* **TASK INSTRUCTIONS**: Write out all of the data exactly as it appears.
start DATA FOR THIS EXERCISE
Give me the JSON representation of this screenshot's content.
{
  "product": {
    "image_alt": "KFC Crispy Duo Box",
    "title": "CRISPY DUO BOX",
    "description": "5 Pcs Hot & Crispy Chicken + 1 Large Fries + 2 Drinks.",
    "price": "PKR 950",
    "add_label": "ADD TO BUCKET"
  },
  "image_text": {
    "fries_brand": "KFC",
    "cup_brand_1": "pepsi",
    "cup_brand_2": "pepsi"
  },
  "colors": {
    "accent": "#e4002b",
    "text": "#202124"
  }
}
end DATA FOR THIS EXERCISE
* **EXERCISE RESULT**:
Give me the JSON representation of this screenshot's content.
{
  "product": {
    "image_alt": "KFC Crispy Duo Box",
    "title": "CRISPY DUO BOX",
    "description": "5 Pcs Hot & Crispy Chicken + 1 Large Fries + 2 Drinks.",
    "price": "PKR 950",
    "add_label": "ADD TO BUCKET"
  },
  "image_text": {
    "fries_brand": "KFC",
    "cup_brand_1": "pepsi",
    "cup_brand_2": "pepsi"
  },
  "colors": {
    "accent": "#e4002b",
    "text": "#202124"
  }
}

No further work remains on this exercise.